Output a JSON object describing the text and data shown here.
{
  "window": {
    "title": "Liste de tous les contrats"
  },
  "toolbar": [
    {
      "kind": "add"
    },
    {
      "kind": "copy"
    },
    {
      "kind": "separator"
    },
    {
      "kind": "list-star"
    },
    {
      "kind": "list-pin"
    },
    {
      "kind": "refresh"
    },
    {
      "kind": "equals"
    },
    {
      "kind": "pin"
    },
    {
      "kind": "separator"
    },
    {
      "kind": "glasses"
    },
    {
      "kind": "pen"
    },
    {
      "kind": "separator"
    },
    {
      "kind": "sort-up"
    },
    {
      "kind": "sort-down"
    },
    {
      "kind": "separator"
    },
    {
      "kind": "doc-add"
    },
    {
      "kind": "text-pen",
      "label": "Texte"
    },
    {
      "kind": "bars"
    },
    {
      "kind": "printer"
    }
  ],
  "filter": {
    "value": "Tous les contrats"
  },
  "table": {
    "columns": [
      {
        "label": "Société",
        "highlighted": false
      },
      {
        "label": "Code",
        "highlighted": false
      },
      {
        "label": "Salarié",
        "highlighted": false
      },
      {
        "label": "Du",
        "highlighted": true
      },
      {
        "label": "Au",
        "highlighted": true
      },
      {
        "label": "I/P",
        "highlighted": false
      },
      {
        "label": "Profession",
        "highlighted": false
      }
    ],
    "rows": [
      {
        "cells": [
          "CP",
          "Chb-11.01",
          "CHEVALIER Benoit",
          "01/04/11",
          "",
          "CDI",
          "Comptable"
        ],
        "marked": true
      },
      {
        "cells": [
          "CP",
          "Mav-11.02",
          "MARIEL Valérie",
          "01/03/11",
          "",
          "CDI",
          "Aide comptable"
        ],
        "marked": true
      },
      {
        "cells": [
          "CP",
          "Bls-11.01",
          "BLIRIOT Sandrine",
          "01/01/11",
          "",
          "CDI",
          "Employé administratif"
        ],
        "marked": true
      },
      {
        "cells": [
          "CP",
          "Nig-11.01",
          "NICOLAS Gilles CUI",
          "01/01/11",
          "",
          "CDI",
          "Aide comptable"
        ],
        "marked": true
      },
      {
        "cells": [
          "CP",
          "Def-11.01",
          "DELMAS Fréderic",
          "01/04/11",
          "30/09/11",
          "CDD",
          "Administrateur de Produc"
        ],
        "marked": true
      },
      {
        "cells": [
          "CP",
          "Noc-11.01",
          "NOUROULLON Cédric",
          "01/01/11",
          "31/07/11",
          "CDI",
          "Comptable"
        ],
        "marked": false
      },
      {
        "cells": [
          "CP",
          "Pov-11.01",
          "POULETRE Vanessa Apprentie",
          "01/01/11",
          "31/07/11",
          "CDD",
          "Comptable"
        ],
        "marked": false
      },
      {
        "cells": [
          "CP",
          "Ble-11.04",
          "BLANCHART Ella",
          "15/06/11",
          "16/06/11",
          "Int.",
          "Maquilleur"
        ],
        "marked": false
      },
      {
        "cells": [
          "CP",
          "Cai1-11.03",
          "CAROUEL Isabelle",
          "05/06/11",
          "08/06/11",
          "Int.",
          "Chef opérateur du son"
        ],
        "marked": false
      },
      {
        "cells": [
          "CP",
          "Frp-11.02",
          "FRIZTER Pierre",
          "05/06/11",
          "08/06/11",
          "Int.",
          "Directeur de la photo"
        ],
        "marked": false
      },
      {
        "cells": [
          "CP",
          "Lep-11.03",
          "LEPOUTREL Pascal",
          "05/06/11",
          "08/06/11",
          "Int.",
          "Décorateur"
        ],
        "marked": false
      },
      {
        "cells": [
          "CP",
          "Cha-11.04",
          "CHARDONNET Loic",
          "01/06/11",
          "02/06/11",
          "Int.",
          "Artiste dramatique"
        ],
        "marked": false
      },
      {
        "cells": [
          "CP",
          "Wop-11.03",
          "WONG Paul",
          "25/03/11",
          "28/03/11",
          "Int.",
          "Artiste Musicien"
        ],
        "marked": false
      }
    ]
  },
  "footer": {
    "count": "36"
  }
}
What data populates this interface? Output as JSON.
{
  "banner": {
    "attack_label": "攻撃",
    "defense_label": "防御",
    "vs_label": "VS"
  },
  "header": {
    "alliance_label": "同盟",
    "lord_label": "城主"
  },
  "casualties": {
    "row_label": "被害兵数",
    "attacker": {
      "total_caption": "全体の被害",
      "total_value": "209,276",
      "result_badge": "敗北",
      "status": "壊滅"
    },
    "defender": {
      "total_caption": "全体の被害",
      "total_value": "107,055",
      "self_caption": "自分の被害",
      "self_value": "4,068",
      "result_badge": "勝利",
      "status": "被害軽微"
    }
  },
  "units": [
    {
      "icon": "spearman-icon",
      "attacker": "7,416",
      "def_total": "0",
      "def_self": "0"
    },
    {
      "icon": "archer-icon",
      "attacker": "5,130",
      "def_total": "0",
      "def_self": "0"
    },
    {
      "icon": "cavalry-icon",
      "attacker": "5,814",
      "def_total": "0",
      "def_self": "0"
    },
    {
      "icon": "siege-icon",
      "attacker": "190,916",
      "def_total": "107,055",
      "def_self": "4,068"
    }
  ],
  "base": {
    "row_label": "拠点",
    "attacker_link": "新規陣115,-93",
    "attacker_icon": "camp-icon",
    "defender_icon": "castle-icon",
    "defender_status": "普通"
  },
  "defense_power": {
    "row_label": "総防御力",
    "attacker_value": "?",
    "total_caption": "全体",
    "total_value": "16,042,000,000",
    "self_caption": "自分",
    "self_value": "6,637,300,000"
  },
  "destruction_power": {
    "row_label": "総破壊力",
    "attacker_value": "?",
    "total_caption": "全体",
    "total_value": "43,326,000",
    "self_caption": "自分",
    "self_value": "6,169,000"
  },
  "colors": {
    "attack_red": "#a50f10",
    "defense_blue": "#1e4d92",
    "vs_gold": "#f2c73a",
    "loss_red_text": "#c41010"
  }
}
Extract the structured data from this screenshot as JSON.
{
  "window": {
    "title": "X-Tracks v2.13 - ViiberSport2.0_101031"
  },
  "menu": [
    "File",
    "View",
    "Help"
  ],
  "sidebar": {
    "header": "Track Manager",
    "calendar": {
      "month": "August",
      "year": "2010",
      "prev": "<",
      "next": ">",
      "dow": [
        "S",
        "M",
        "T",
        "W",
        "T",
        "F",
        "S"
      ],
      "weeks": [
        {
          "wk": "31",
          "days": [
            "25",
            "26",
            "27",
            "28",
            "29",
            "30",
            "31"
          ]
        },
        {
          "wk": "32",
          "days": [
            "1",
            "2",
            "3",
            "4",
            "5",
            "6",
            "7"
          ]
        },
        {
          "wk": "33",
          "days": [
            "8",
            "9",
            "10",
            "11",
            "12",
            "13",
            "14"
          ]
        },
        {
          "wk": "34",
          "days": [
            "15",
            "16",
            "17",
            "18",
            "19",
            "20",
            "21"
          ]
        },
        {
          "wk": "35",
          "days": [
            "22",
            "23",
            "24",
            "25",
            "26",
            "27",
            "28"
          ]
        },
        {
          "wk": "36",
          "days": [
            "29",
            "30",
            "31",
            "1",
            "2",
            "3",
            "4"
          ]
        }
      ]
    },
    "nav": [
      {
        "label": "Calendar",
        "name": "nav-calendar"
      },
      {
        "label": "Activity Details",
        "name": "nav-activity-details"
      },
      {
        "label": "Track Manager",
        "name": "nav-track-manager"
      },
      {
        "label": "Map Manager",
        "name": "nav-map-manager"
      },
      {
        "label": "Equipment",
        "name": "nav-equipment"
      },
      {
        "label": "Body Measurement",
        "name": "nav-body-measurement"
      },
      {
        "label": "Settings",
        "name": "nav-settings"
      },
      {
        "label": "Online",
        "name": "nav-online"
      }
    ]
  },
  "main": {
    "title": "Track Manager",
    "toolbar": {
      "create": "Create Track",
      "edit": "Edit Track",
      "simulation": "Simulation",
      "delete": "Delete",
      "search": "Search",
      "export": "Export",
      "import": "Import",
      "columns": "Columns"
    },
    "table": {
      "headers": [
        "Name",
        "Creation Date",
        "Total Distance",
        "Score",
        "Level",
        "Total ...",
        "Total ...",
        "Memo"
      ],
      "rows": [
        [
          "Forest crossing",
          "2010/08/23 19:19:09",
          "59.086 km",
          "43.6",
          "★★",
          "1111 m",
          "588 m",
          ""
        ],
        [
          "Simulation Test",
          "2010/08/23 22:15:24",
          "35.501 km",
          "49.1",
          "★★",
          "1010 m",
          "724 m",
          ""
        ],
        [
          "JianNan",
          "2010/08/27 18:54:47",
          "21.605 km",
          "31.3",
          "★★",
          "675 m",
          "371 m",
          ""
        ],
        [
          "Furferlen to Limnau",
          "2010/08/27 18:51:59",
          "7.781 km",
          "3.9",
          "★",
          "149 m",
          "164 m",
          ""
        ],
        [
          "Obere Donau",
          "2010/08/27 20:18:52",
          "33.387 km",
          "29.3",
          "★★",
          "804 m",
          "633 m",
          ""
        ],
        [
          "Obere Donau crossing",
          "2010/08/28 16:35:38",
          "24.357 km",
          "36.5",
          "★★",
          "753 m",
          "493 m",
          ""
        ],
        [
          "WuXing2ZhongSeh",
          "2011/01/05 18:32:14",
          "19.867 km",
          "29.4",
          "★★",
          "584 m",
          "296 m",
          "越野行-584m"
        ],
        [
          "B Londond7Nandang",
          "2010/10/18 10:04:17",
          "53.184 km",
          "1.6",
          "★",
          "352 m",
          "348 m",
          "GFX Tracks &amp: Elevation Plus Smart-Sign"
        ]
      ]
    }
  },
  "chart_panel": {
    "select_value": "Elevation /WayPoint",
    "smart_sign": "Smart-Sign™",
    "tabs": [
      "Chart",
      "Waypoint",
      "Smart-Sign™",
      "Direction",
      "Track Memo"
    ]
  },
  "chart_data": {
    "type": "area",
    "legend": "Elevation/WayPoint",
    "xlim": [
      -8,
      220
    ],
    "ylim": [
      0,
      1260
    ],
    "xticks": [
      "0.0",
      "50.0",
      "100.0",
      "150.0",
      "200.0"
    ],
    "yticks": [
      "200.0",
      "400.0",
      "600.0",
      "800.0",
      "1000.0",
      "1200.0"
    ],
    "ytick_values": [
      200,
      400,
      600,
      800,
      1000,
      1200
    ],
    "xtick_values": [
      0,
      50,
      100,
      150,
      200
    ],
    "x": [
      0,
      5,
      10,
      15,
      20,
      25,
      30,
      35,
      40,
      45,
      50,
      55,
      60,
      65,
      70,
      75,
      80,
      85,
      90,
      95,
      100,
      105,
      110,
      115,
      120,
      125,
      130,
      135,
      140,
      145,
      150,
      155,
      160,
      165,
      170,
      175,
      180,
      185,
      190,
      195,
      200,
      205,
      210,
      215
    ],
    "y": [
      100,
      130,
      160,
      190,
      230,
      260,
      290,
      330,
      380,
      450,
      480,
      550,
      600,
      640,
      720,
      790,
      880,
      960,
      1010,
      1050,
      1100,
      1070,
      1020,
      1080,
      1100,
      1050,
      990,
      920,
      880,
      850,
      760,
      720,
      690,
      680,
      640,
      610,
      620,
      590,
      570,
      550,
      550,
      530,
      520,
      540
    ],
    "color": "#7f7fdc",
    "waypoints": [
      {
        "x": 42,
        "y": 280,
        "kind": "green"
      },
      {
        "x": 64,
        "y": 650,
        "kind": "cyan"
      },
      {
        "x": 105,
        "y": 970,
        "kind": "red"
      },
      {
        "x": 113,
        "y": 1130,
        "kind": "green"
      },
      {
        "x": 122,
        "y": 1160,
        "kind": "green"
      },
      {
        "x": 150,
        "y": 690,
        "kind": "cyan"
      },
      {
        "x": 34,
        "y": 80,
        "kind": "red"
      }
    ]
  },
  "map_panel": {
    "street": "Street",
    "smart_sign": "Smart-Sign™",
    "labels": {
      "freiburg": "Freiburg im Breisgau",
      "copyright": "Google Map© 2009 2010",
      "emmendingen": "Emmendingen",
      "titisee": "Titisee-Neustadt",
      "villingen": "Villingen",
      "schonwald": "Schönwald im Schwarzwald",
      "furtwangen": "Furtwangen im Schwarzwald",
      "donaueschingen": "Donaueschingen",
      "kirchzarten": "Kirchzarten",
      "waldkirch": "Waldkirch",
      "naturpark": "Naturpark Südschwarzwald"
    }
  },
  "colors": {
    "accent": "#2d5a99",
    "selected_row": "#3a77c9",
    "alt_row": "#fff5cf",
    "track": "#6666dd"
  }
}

> [What you should do] Go through the records and show every line with the string "crossing" in it.

> [Solution for this task]
          "Forest crossing",
          "Obere Donau crossing",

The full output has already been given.